* [TASK DIRECTIONS]:
Tally every line of the listing below that holds "screenshot", then give the tally alone.

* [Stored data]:
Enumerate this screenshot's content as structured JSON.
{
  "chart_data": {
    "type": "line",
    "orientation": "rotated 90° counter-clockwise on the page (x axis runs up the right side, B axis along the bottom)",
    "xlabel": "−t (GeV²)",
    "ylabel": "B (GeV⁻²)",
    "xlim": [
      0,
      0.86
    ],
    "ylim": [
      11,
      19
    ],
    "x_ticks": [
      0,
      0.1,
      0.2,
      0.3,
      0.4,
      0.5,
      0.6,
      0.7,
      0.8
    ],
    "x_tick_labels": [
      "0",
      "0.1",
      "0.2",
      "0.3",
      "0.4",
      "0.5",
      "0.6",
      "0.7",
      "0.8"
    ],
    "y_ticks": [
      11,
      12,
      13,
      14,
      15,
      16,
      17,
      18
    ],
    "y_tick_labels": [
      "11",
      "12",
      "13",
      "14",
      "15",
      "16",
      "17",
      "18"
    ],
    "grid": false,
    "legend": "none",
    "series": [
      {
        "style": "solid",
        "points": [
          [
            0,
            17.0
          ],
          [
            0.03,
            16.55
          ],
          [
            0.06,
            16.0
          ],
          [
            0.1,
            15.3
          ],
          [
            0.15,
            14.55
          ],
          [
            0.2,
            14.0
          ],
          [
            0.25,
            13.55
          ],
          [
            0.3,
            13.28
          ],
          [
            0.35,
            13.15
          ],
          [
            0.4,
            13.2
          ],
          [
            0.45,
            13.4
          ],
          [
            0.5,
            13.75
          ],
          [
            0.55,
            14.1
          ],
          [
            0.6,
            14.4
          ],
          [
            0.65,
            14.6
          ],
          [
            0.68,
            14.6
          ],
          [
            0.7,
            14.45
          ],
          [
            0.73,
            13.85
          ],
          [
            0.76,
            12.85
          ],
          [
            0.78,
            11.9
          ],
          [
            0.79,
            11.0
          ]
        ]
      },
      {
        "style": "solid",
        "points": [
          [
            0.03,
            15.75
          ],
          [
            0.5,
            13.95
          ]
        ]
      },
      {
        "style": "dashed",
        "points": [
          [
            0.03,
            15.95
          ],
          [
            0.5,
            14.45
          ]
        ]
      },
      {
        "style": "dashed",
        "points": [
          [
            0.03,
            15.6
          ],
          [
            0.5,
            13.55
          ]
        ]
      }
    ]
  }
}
--
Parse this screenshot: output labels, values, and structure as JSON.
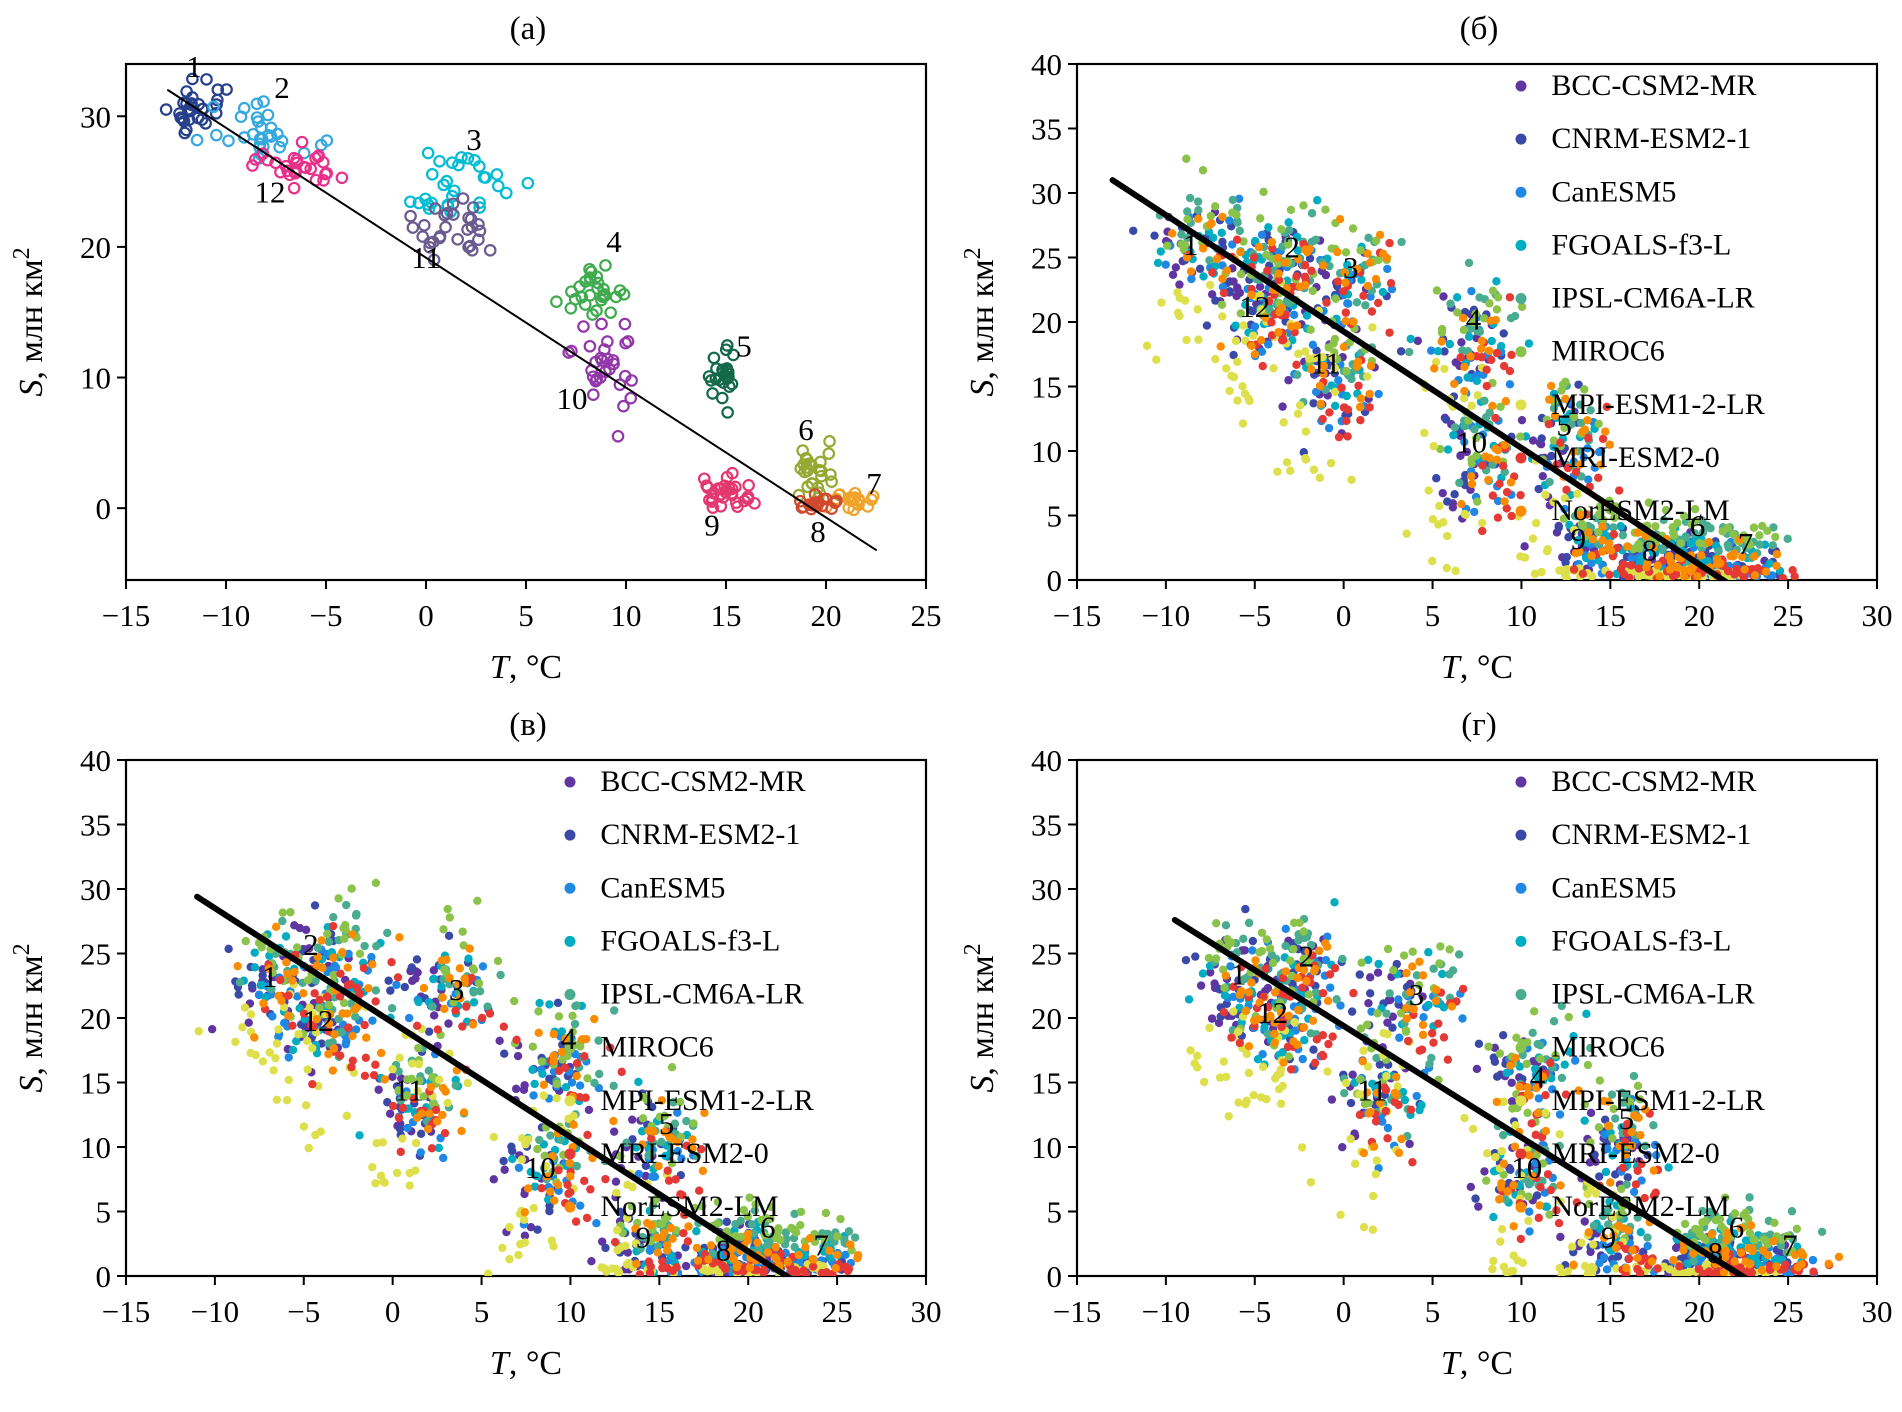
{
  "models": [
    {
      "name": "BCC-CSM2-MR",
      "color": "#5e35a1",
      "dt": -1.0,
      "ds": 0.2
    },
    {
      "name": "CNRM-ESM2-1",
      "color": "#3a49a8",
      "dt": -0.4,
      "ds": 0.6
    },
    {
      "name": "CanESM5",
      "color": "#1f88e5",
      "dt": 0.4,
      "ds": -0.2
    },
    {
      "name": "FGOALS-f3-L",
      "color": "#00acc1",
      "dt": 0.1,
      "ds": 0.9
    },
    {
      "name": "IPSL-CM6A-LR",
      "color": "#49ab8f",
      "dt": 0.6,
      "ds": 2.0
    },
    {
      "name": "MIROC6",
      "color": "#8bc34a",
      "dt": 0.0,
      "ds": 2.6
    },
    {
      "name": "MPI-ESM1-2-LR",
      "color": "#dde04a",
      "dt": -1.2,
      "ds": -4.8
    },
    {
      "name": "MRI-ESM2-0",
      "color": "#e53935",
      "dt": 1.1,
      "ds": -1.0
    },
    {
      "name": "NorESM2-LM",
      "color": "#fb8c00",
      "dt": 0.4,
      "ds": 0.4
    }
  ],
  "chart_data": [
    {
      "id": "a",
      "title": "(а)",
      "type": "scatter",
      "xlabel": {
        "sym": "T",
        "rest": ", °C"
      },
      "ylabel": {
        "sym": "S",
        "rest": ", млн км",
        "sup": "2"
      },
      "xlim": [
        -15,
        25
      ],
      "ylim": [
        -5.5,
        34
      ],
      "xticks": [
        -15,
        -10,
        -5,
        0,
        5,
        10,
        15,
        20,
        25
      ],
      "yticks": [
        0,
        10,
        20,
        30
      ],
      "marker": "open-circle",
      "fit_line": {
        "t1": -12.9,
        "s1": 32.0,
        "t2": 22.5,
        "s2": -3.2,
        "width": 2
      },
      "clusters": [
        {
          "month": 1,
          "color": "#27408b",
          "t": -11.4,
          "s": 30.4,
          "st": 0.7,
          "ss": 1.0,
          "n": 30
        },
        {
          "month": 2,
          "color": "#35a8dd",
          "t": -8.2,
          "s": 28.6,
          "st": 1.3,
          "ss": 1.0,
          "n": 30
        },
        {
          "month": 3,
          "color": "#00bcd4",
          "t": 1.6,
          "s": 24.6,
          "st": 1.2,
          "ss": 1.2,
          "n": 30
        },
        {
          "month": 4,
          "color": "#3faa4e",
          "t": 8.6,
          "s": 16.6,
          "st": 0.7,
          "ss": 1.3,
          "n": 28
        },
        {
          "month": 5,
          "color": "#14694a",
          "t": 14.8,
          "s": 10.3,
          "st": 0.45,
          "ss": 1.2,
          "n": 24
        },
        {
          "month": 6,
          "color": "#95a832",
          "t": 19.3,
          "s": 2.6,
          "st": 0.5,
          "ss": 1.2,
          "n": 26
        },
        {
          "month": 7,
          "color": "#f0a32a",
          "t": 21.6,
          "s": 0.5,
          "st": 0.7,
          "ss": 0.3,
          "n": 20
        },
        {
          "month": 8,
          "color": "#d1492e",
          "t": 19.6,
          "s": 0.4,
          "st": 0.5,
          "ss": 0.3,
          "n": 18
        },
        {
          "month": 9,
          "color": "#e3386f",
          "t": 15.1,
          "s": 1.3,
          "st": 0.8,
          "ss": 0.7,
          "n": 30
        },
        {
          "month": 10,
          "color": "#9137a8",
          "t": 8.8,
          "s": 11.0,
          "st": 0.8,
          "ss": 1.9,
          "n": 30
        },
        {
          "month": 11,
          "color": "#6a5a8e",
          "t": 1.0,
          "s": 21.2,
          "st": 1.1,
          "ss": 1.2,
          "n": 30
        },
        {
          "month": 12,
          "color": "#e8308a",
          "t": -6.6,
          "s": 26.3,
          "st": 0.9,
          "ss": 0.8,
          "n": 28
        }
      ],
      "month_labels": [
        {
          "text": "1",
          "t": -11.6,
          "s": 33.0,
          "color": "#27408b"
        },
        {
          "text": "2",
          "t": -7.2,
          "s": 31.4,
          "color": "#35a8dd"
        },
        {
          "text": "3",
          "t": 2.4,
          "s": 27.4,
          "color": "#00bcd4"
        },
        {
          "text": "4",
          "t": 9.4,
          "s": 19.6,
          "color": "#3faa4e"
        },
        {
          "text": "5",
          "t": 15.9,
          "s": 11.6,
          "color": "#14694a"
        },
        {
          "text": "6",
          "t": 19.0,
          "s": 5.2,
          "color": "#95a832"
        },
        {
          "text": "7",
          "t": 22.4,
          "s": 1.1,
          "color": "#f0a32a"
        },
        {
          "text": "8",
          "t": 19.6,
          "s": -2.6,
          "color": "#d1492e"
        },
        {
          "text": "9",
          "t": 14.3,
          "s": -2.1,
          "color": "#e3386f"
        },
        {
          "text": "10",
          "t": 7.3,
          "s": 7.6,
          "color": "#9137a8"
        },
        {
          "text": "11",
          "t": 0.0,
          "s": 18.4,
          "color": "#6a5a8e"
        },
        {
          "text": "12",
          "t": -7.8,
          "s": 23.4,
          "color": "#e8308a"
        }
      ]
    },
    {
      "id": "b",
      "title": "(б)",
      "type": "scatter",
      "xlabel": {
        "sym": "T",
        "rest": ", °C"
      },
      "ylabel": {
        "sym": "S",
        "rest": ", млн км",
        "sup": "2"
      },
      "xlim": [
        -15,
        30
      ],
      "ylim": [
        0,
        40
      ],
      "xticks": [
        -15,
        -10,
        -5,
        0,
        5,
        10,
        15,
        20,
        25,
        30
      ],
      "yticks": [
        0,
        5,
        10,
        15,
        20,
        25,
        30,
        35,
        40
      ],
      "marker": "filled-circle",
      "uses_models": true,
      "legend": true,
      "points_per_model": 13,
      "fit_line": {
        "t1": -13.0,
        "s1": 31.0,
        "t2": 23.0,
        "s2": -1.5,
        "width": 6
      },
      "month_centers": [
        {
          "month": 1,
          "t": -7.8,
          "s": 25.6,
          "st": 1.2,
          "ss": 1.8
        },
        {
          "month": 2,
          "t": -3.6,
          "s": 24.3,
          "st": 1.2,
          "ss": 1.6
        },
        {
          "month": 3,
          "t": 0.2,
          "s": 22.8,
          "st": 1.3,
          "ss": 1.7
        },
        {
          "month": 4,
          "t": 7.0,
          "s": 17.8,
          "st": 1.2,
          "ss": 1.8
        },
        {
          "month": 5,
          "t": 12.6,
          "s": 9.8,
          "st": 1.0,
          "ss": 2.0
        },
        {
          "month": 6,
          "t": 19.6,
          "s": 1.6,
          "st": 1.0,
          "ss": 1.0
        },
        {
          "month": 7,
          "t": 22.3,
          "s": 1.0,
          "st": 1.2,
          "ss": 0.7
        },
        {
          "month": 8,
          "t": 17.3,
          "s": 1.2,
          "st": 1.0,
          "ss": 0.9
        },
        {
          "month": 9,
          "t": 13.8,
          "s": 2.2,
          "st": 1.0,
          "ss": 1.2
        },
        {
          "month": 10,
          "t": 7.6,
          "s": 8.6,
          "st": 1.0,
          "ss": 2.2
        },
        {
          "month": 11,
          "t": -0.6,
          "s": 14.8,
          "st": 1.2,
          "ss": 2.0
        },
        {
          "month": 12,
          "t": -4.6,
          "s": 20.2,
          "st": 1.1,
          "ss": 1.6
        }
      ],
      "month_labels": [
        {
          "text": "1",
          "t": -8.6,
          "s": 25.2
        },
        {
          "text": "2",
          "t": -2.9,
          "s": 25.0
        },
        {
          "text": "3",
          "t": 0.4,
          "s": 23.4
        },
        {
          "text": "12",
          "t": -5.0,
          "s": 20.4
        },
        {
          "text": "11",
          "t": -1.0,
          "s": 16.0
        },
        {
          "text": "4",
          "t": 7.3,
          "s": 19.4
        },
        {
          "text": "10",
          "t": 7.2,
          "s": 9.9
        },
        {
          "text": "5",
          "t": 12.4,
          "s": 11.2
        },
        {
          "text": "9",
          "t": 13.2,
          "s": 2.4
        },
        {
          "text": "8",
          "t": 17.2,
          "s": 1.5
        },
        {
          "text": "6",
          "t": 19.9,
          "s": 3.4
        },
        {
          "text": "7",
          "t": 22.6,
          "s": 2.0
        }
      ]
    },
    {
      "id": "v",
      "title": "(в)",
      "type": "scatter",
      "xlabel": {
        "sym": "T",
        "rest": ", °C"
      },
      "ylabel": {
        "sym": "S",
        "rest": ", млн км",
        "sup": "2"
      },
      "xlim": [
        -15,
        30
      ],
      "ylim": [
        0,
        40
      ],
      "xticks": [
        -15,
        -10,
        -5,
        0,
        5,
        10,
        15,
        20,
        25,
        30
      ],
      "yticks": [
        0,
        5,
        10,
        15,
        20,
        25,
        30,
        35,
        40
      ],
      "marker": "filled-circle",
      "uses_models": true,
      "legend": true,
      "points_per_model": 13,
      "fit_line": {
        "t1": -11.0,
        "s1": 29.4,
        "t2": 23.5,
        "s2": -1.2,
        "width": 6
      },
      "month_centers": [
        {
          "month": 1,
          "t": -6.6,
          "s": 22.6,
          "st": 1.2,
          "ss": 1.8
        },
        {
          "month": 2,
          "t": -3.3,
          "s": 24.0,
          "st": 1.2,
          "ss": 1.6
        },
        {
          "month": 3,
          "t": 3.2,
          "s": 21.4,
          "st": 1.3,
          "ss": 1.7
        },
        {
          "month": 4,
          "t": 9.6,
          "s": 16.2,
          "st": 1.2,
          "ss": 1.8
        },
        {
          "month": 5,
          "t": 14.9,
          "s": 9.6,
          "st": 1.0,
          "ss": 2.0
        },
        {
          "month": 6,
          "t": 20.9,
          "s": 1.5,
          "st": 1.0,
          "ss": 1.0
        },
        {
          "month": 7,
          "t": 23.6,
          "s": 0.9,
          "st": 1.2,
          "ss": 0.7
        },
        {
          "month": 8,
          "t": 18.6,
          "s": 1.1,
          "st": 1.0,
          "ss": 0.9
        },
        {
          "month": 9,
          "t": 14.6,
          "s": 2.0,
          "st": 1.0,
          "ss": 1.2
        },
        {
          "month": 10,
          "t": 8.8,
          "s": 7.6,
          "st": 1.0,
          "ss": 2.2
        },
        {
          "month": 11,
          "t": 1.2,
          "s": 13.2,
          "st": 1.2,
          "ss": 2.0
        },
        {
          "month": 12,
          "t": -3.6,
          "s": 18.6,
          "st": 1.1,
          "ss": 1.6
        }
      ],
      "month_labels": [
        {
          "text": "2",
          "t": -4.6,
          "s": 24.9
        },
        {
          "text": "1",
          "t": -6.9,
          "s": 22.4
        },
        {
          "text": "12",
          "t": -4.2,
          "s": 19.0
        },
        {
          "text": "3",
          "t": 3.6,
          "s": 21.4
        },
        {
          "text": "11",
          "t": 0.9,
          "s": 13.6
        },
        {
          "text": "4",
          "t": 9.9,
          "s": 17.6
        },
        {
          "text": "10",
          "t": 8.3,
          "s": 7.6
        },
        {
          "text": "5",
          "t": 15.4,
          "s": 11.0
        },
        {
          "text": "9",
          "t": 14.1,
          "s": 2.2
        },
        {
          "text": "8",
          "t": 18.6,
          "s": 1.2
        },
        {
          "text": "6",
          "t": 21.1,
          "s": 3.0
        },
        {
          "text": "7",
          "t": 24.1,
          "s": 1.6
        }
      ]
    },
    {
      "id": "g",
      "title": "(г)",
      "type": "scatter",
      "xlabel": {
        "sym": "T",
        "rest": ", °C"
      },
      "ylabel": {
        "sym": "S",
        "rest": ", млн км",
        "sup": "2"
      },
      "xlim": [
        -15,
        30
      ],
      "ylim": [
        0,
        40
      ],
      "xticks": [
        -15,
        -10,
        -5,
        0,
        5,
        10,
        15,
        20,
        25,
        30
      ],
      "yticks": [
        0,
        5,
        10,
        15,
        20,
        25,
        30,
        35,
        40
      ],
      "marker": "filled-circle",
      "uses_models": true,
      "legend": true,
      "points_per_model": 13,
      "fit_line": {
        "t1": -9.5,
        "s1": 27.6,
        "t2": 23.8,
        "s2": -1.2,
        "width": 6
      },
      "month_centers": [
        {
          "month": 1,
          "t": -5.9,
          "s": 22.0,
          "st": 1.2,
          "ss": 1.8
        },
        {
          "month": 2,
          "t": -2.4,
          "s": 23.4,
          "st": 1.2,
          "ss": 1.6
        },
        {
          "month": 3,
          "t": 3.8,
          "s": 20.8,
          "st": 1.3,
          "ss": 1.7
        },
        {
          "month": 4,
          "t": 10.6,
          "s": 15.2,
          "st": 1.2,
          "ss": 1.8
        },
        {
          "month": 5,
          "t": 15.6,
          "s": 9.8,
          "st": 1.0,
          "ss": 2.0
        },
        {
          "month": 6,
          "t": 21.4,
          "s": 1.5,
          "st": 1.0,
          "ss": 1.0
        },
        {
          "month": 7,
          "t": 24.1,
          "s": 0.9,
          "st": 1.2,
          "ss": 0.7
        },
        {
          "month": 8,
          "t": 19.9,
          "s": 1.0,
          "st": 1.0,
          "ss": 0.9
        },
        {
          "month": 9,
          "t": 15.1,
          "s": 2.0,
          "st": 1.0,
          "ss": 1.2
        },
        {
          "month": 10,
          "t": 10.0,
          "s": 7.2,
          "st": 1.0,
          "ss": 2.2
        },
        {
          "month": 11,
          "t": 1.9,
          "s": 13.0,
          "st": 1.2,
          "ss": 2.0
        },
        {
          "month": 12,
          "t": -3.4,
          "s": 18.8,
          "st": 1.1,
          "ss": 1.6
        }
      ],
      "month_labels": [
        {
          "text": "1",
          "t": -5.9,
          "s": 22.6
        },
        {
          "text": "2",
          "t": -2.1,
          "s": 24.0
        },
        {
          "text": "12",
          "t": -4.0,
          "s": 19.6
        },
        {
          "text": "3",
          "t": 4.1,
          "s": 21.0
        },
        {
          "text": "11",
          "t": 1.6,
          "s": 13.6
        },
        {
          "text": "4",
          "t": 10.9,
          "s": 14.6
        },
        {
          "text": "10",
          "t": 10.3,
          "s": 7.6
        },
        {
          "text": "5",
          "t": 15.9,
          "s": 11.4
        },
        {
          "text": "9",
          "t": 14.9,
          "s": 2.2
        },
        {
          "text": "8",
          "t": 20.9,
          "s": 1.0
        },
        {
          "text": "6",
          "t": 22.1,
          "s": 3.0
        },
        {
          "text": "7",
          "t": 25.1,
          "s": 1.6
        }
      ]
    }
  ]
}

* [RESPONSE TO THE TASK]:
2